• **SUPPLIED PASSAGE**
——

3

I have noticed that running the program I'm listing below sometimes produces an unwanted effect.

EDIT: I've simplified the code to make things look clear. I'm drawing a String which prints out the current component size. I've overriden the getPrefferedSize() method in the Component class and set width and height to 640 x 512 respectively. However, I'm still getting different results after running the program: 640 x 512 and 650 x 522. Weird thing is removing the frame.setResizable(false) line fixes things. But I want the window to be resizable

import java.awt.*;

import javax.swing.*;

public class DrawTest
{
    public static void main(String[] args)
    {
        EventQueue.invokeLater(new Runnable()
        {
            public void run()
            {
                DrawFrame frame = new DrawFrame();
                frame.setDefaultCloseOperation(JFrame.EXIT_ON_CLOSE);
                frame.setResizable(false);
                frame.pack();
                frame.setVisible(true);
            }
        });
    }
}


class DrawFrame extends JFrame
{

    private static final long serialVersionUID = 1L;
    public DrawFrame()
    {
        setTitle("DrawTest");
        setLocationByPlatform(true);
        Container contentPane = getContentPane();
        DrawComponent component = new DrawComponent();
        contentPane.add(component);
    }

}

class DrawComponent extends JComponent
{
    private static final long serialVersionUID = 1L;
    public Dimension getPreferredSize() {
        return new Dimension(640, 512);
    }

    public void paintComponent(Graphics g)
    {
        Graphics2D g2 = (Graphics2D) g;         
        String msg = getWidth() + " x " + getHeight();      
        g2.setPaint(Color.BLUE);
        g2.drawString(msg, getWidth()/2, getHeight()/2);
    }
}

Eric Robinson
  • 2,025
  • 14
  • 22
Raidmaster
  • 603
  • 2
  • 7
  • 15
  • The Best guess for the behavior I can think of is, that you using `setPreferredSize()` for the `Content Pane`. Instead of this what you can do is override the [getPreferredSize()](http://docs.oracle.com/javase/7/docs/api/javax/swing/JComponent.html#getPreferredSize()), and make it return a value that you wanted to set as a Preferred Size for the `JComponent`. one example is [here](http://stackoverflow.com/a/11372350/1057230), [another here](http://stackoverflow.com/a/11534873/1057230), [and one More here](http://stackoverflow.com/a/11376322/1057230) – nIcE cOw Jul 19 '12 at 15:28
  • 1
    As to why this approach is beneficial, have a look at this [wonderful answer](http://stackoverflow.com/a/11377526/1057230) by @trashgod – nIcE cOw Jul 19 '12 at 15:30
  • 1
    Thanks for hints. I've overriden the method as you pointed out, and simplified the code. However problem still appears and I have no idea why. Check the edit in OP. – Raidmaster Jul 19 '12 at 16:40
  • 1
    You are MOST WELCOME and KEEP SMILING :-) I did noticed, running the program several times did gives you `650 X 522` which is not expected. Seems like that `frame.setResizable(...)` is at fault, though I am using `Java(TM) SE Runtime Environment (build 1.7.0_03-b05)` on Windoes 7 32-bit Platform, Hope it's not another bug of 1.7 :( – nIcE cOw Jul 19 '12 at 16:54
  • +1 for [sscce](http://sscce.org/). – trashgod Jul 19 '12 at 19:23

2 Answers2

3

The call to setLocationByPlatform() must follow pack() and precede setVisible(), or the geometry will be wrong. Absent a reason to subclass JFrame, I have elided DrawFrame is the example below. Note the use of FontMetrics to keep the text centered as the enclosing container is resized. The approach is handy for learning layouts.

——

• **WHAT TO WORK ON**
Extend the Java Swing window size discussion from its last sentence onward. The records that follow come from a different source than the text above.

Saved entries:

——

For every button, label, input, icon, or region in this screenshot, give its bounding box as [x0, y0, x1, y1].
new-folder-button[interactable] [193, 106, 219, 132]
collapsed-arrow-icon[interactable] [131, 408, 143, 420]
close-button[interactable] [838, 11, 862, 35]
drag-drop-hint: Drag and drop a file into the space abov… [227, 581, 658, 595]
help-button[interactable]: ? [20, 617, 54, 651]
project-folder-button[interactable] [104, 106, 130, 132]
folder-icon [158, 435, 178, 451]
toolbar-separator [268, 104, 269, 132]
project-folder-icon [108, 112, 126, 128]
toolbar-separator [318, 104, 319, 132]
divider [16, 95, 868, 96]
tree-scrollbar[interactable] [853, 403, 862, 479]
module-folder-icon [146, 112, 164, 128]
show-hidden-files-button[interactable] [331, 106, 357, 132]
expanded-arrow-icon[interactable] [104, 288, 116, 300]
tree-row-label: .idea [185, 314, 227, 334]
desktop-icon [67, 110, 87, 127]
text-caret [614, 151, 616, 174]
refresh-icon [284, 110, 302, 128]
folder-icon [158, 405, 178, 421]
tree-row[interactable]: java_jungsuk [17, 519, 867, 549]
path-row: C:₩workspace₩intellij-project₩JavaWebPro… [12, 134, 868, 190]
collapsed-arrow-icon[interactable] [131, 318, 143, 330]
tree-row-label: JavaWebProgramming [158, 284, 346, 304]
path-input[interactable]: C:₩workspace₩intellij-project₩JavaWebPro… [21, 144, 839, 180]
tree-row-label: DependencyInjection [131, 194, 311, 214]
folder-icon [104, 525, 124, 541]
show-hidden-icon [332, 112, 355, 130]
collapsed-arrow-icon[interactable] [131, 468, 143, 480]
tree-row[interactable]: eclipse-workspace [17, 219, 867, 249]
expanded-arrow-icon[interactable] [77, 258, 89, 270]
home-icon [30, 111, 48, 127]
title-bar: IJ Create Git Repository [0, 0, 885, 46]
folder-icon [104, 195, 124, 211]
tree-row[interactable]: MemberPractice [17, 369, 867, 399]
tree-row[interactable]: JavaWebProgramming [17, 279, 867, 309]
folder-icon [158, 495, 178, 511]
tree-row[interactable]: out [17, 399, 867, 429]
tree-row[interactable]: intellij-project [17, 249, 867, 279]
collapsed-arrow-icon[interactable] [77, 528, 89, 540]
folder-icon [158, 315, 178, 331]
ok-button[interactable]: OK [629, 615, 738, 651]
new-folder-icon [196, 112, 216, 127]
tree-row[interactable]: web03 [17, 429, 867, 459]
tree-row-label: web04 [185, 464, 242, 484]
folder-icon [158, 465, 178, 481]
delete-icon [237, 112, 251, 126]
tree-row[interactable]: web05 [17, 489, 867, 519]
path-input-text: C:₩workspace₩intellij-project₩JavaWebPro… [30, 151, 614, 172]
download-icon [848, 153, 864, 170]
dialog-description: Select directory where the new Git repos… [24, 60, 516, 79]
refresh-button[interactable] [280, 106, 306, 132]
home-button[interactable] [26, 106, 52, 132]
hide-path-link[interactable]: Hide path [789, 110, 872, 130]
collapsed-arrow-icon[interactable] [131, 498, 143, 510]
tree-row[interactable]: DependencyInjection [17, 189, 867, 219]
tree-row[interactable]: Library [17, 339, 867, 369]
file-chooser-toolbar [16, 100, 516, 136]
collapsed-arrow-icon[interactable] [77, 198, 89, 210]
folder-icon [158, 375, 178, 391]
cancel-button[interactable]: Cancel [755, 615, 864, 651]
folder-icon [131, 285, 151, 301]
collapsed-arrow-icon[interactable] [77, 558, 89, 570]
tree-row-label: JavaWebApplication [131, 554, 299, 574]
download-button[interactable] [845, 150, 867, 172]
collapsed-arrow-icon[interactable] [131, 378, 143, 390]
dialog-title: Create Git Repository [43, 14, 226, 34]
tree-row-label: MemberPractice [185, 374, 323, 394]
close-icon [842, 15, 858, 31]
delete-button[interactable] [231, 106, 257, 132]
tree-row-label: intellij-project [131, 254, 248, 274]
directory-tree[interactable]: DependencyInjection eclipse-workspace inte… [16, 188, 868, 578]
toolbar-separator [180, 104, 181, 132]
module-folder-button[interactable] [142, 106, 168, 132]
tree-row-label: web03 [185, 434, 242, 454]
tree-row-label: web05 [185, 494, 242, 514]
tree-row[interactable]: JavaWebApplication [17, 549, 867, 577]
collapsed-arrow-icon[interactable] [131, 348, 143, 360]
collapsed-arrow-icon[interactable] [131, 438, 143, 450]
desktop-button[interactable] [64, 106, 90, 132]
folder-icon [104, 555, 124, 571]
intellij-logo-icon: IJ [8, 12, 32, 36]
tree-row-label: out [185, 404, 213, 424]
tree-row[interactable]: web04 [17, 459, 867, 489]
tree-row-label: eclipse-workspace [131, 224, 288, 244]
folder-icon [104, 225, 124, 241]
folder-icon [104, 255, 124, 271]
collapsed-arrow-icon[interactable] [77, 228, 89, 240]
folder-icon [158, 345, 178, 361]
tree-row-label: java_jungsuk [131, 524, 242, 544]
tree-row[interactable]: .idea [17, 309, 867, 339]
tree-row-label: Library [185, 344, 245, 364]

——

• **THE ANSWER**
enter image description here

import java.awt.*;
import javax.swing.*;

public class DrawTest {

    public static void main(String[] args) {
        EventQueue.invokeLater(new Runnable() {

            @Override
            public void run() {
                JFrame frame = new JFrame("DrawTest");
                frame.setDefaultCloseOperation(JFrame.EXIT_ON_CLOSE);
                frame.add(new DrawComponent());
                frame.pack();
                frame.setLocationByPlatform(true);
                frame.setVisible(true);
            }
        });
    }
}

class DrawComponent extends JComponent {

    private static final long serialVersionUID = 1L;

    @Override
    public Dimension getPreferredSize() {
        return new Dimension(320, 240);
    }

    @Override
    public void paintComponent(Graphics g) {
        super.paintComponent(g);
        Graphics2D g2 = (Graphics2D) g;
        String msg = getWidth() + " x " + getHeight();
        g2.setPaint(Color.BLUE);
        int w = (getWidth() - g.getFontMetrics().stringWidth(msg)) / 2;
        g2.drawString(msg, w, getHeight() / 2);
    }
}
trashgod
  • 203,806
  • 29
  • 246
  • 1,045
  • Thank you very much for your effort. I can't thank enough for your time. But try to add frame.setResizable(false) to your code and the "+10px bug" is still appearing. I put setResizable line before pack(), assuming that should be correct. – Raidmaster Jul 19 '12 at 20:00
  • I can't reproduce the effect you describe using `setResizable(false)` before `pack()`, but the frame decorations vary by platform. What host OS? – trashgod Jul 20 '12 at 00:27
  • @trashgod : I had tried this sequence, putting `setResizable(...)` as the first line, after setting default CLOSE Behavior, then added components to the `JFrame` then `pack()` then `Location` and then `setVisible()` , though still after seven or eight tries, this size issue pops up :( – nIcE cOw Jul 20 '12 at 01:50
  • 1
    @nIcEcOw: Thank you for reporting this result. I am unable to reproduce the effect on Mac OS X or Ubuntu using Java 1.6. I'm guessing the Windows frame resize decorations are the culprit. – trashgod Jul 20 '12 at 01:52
3

Maybe because native windowing system may ignore such requests like set frame size.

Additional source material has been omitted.